## Given task
All of the records below must be output exactly, with no pictures carried over.

## Data records
***

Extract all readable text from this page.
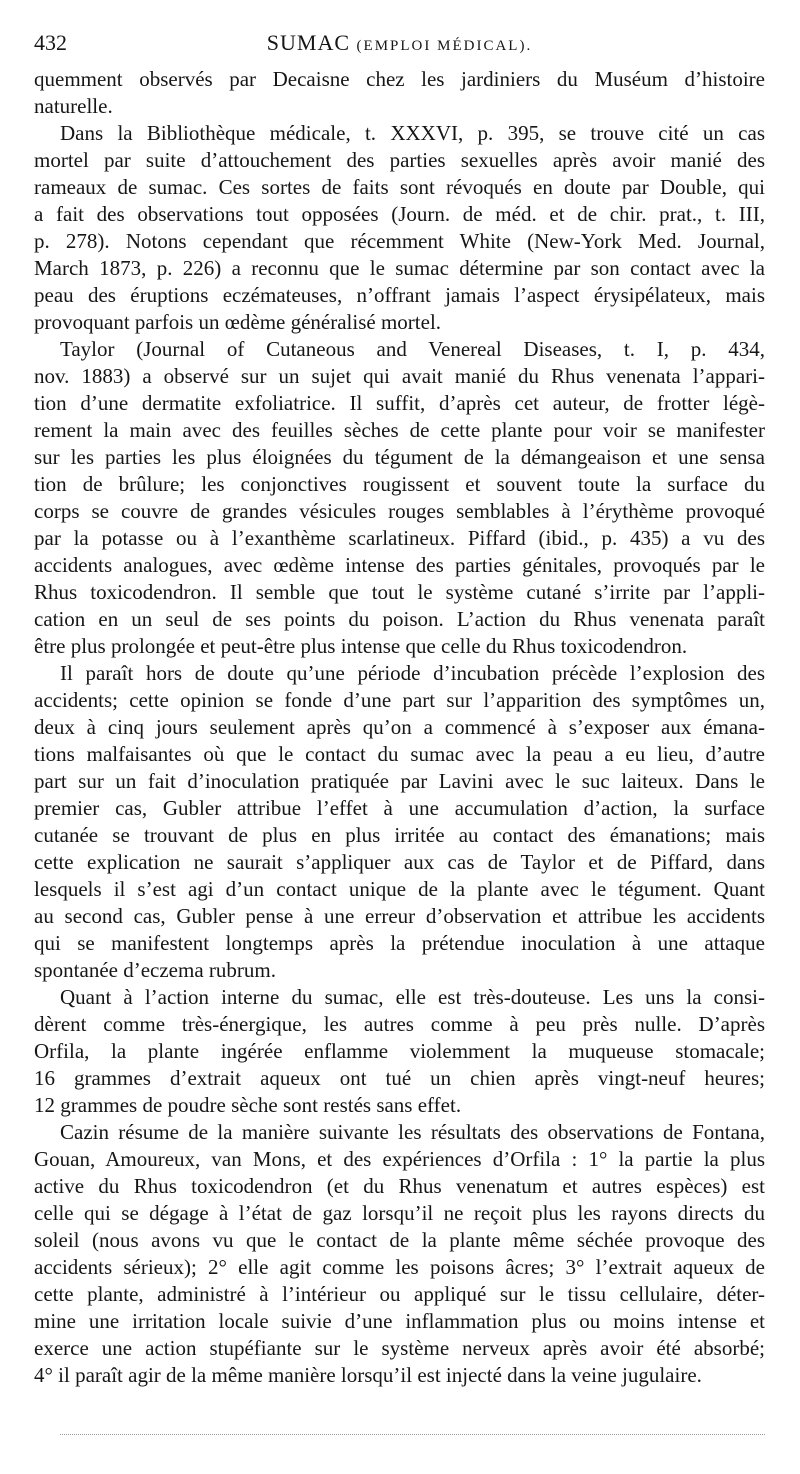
432	SUMAC (EMPLOI MÉDICAL).
quemment observés par Decaisne chez les jardiniers du Muséum d’histoire
naturelle.
Dans la Bibliothèque médicale, t. XXXVI, p. 395, se trouve cité un cas
mortel par suite d’attouchement des parties sexuelles après avoir manié des
rameaux de sumac. Ces sortes de faits sont révoqués en doute par Double, qui
a fait des observations tout opposées (Journ. de méd. et de chir. prat., t. III,
p. 278). Notons cependant que récemment White (New-York Med. Journal,
March 1873, p. 226) a reconnu que le sumac détermine par son contact avec la
peau des éruptions eczémateuses, n’offrant jamais l’aspect érysipélateux, mais
provoquant parfois un œdème généralisé mortel.
Taylor (Journal of Cutaneous and Venereal Diseases, t. I, p. 434,
nov. 1883) a observé sur un sujet qui avait manié du Rhus venenata l’appari-
tion d’une dermatite exfoliatrice. Il suffit, d’après cet auteur, de frotter légè-
rement la main avec des feuilles sèches de cette plante pour voir se manifester
sur les parties les plus éloignées du tégument de la démangeaison et une sensa
tion de brûlure; les conjonctives rougissent et souvent toute la surface du
corps se couvre de grandes vésicules rouges semblables à l’érythème provoqué
par la potasse ou à l’exanthème scarlatineux. Piffard (ibid., p. 435) a vu des
accidents analogues, avec œdème intense des parties génitales, provoqués par le
Rhus toxicodendron. Il semble que tout le système cutané s’irrite par l’appli-
cation en un seul de ses points du poison. L’action du Rhus venenata paraît
être plus prolongée et peut-être plus intense que celle du Rhus toxicodendron.
Il paraît hors de doute qu’une période d’incubation précède l’explosion des
accidents; cette opinion se fonde d’une part sur l’apparition des symptômes un,
deux à cinq jours seulement après qu’on a commencé à s’exposer aux émana-
tions malfaisantes où que le contact du sumac avec la peau a eu lieu, d’autre
part sur un fait d’inoculation pratiquée par Lavini avec le suc laiteux. Dans le
premier cas, Gubler attribue l’effet à une accumulation d’action, la surface
cutanée se trouvant de plus en plus irritée au contact des émanations; mais
cette explication ne saurait s’appliquer aux cas de Taylor et de Piffard, dans
lesquels il s’est agi d’un contact unique de la plante avec le tégument. Quant
au second cas, Gubler pense à une erreur d’observation et attribue les accidents
qui se manifestent longtemps après la prétendue inoculation à une attaque
spontanée d’eczema rubrum.
Quant à l’action interne du sumac, elle est très-douteuse. Les uns la consi-
dèrent comme très-énergique, les autres comme à peu près nulle. D’après
Orfila, la plante ingérée enflamme violemment la muqueuse stomacale;
16 grammes d’extrait aqueux ont tué un chien après vingt-neuf heures;
12 grammes de poudre sèche sont restés sans effet.
Cazin résume de la manière suivante les résultats des observations de Fontana,
Gouan, Amoureux, van Mons, et des expériences d’Orfila : 1° la partie la plus
active du Rhus toxicodendron (et du Rhus venenatum et autres espèces) est
celle qui se dégage à l’état de gaz lorsqu’il ne reçoit plus les rayons directs du
soleil (nous avons vu que le contact de la plante même séchée provoque des
accidents sérieux); 2° elle agit comme les poisons âcres; 3° l’extrait aqueux de
cette plante, administré à l’intérieur ou appliqué sur le tissu cellulaire, déter-
mine une irritation locale suivie d’une inflammation plus ou moins intense et
exerce une action stupéfiante sur le système nerveux après avoir été absorbé;
4° il paraît agir de la même manière lorsqu’il est injecté dans la veine jugulaire.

***

## Solution to the problem
Extract all readable text from this page.
432	SUMAC (EMPLOI MÉDICAL).
quemment observés par Decaisne chez les jardiniers du Muséum d’histoire
naturelle.
Dans la Bibliothèque médicale, t. XXXVI, p. 395, se trouve cité un cas
mortel par suite d’attouchement des parties sexuelles après avoir manié des
rameaux de sumac. Ces sortes de faits sont révoqués en doute par Double, qui
a fait des observations tout opposées (Journ. de méd. et de chir. prat., t. III,
p. 278). Notons cependant que récemment White (New-York Med. Journal,
March 1873, p. 226) a reconnu que le sumac détermine par son contact avec la
peau des éruptions eczémateuses, n’offrant jamais l’aspect érysipélateux, mais
provoquant parfois un œdème généralisé mortel.
Taylor (Journal of Cutaneous and Venereal Diseases, t. I, p. 434,
nov. 1883) a observé sur un sujet qui avait manié du Rhus venenata l’appari-
tion d’une dermatite exfoliatrice. Il suffit, d’après cet auteur, de frotter légè-
rement la main avec des feuilles sèches de cette plante pour voir se manifester
sur les parties les plus éloignées du tégument de la démangeaison et une sensa
tion de brûlure; les conjonctives rougissent et souvent toute la surface du
corps se couvre de grandes vésicules rouges semblables à l’érythème provoqué
par la potasse ou à l’exanthème scarlatineux. Piffard (ibid., p. 435) a vu des
accidents analogues, avec œdème intense des parties génitales, provoqués par le
Rhus toxicodendron. Il semble que tout le système cutané s’irrite par l’appli-
cation en un seul de ses points du poison. L’action du Rhus venenata paraît
être plus prolongée et peut-être plus intense que celle du Rhus toxicodendron.
Il paraît hors de doute qu’une période d’incubation précède l’explosion des
accidents; cette opinion se fonde d’une part sur l’apparition des symptômes un,
deux à cinq jours seulement après qu’on a commencé à s’exposer aux émana-
tions malfaisantes où que le contact du sumac avec la peau a eu lieu, d’autre
part sur un fait d’inoculation pratiquée par Lavini avec le suc laiteux. Dans le
premier cas, Gubler attribue l’effet à une accumulation d’action, la surface
cutanée se trouvant de plus en plus irritée au contact des émanations; mais
cette explication ne saurait s’appliquer aux cas de Taylor et de Piffard, dans
lesquels il s’est agi d’un contact unique de la plante avec le tégument. Quant
au second cas, Gubler pense à une erreur d’observation et attribue les accidents
qui se manifestent longtemps après la prétendue inoculation à une attaque
spontanée d’eczema rubrum.
Quant à l’action interne du sumac, elle est très-douteuse. Les uns la consi-
dèrent comme très-énergique, les autres comme à peu près nulle. D’après
Orfila, la plante ingérée enflamme violemment la muqueuse stomacale;
16 grammes d’extrait aqueux ont tué un chien après vingt-neuf heures;
12 grammes de poudre sèche sont restés sans effet.
Cazin résume de la manière suivante les résultats des observations de Fontana,
Gouan, Amoureux, van Mons, et des expériences d’Orfila : 1° la partie la plus
active du Rhus toxicodendron (et du Rhus venenatum et autres espèces) est
celle qui se dégage à l’état de gaz lorsqu’il ne reçoit plus les rayons directs du
soleil (nous avons vu que le contact de la plante même séchée provoque des
accidents sérieux); 2° elle agit comme les poisons âcres; 3° l’extrait aqueux de
cette plante, administré à l’intérieur ou appliqué sur le tissu cellulaire, déter-
mine une irritation locale suivie d’une inflammation plus ou moins intense et
exerce une action stupéfiante sur le système nerveux après avoir été absorbé;
4° il paraît agir de la même manière lorsqu’il est injecté dans la veine jugulaire.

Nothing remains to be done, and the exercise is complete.